Dataset records:
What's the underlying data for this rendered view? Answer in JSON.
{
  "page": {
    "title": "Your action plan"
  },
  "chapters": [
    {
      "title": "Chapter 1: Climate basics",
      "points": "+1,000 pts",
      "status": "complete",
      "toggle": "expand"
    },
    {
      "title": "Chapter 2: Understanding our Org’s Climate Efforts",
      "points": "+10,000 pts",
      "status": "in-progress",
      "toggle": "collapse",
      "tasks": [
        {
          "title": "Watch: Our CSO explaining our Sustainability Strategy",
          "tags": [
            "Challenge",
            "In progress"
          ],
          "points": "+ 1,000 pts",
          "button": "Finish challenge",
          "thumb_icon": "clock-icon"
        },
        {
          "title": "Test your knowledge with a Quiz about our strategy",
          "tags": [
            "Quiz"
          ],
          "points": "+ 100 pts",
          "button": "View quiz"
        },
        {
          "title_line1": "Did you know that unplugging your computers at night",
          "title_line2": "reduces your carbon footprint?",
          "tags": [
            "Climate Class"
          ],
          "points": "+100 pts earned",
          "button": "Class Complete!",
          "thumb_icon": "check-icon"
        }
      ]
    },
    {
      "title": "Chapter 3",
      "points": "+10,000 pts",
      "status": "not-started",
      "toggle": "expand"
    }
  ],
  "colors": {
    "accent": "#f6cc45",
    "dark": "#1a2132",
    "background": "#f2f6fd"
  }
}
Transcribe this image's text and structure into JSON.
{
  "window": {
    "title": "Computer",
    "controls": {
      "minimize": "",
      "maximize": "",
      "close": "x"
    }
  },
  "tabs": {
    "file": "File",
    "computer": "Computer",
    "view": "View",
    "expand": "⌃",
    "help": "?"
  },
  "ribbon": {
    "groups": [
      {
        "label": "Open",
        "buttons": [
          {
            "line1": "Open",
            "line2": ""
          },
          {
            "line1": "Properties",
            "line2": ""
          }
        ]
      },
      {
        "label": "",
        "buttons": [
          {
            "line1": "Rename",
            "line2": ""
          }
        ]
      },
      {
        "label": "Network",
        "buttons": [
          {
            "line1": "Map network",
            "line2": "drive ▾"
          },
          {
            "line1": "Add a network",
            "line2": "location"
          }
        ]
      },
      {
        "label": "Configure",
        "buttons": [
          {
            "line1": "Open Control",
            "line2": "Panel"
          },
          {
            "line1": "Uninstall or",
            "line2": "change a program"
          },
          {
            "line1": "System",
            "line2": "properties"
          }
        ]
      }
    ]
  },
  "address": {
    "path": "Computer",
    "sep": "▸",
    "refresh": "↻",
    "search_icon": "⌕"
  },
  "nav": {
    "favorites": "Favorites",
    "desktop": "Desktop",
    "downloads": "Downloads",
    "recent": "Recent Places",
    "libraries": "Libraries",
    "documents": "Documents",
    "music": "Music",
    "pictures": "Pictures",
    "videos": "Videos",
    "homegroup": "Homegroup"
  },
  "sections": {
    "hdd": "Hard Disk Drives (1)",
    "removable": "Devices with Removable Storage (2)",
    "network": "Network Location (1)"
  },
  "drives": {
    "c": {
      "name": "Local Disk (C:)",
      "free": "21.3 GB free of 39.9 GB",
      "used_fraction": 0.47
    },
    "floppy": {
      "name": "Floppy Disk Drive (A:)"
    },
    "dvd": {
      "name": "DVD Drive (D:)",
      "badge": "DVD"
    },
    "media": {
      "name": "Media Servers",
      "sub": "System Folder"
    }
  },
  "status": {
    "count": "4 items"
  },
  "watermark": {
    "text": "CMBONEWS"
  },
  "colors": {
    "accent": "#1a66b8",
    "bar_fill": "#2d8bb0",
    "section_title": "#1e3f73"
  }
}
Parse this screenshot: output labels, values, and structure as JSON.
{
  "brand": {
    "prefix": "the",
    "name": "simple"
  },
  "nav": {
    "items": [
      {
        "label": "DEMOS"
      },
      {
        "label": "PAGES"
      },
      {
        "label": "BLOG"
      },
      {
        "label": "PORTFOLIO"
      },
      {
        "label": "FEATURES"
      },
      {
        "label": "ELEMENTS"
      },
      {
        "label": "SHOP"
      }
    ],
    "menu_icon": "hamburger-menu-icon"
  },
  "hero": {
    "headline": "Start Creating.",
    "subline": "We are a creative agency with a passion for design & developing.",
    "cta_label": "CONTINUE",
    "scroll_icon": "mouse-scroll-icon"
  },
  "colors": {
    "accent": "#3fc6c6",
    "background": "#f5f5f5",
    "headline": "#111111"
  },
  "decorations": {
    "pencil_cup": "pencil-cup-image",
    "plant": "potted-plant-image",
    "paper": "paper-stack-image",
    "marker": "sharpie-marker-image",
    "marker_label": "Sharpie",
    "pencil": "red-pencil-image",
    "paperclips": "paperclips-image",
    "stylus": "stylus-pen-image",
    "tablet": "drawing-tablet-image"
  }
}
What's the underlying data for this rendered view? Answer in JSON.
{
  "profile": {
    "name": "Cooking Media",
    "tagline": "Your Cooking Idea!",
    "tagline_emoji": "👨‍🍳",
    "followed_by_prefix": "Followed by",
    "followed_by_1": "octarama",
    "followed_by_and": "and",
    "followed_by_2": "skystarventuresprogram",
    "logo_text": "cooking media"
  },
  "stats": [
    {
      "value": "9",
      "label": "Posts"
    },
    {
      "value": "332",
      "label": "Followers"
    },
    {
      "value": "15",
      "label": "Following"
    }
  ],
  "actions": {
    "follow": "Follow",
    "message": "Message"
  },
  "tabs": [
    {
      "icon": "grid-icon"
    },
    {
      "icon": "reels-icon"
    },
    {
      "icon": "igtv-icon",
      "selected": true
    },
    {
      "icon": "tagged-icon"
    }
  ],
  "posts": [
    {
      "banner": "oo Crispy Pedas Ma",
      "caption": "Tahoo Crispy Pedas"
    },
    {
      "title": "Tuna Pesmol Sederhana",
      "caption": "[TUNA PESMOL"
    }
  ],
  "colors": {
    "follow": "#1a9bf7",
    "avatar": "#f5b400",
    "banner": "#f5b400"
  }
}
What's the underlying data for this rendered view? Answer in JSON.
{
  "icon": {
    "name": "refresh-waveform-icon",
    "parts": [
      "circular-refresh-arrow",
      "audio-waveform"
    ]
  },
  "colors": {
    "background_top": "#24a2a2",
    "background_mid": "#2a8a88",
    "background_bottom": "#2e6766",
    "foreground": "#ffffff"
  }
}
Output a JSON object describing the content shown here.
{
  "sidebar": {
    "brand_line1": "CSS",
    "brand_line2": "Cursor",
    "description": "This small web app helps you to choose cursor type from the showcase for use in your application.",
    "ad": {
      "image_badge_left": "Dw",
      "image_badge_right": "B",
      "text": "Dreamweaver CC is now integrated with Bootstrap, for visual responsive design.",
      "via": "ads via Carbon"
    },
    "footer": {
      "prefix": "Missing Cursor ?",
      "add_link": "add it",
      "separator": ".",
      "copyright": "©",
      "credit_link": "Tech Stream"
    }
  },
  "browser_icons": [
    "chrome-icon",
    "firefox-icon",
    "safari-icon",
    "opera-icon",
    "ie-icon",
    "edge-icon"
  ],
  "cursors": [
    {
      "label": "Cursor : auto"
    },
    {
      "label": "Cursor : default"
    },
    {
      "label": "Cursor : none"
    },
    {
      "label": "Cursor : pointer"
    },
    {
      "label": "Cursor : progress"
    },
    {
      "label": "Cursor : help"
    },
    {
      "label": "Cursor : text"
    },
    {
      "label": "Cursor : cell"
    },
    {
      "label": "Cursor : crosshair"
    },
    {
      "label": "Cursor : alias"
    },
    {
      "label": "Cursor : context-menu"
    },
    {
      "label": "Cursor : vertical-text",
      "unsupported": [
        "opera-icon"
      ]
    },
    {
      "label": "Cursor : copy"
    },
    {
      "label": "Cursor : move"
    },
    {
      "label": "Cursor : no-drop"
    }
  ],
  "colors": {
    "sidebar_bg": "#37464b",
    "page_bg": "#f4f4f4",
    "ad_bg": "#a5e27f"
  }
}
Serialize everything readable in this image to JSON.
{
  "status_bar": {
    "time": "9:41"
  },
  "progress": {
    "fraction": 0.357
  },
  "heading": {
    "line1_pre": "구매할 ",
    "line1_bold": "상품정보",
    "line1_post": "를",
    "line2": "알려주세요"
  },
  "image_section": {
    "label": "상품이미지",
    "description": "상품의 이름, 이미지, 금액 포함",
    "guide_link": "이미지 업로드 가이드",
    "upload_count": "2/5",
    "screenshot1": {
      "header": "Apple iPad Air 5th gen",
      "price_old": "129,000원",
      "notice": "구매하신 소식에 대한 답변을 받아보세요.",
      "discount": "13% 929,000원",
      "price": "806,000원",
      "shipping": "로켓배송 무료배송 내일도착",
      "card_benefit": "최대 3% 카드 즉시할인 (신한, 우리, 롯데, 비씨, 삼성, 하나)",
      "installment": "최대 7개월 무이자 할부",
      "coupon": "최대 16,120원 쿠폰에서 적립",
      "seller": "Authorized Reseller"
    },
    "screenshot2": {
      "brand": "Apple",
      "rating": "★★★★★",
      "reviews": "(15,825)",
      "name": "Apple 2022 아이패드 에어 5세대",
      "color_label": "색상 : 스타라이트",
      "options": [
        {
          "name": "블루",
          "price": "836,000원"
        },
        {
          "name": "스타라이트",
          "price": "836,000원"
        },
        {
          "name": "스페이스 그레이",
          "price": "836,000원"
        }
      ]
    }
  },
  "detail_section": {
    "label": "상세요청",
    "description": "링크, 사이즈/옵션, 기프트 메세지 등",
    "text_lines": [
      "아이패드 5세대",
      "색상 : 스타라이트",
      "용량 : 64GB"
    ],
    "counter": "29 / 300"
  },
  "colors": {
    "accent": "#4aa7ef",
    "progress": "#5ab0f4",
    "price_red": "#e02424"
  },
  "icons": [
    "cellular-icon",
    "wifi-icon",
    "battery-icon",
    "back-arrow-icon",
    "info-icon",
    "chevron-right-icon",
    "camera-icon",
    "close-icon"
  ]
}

● Exercise objective: Check each line above for the string "Apple" and show the ones that have it.

● Solution:
      "header": "Apple iPad Air 5th gen",
      "brand": "Apple",
      "name": "Apple 2022 아이패드 에어 5세대",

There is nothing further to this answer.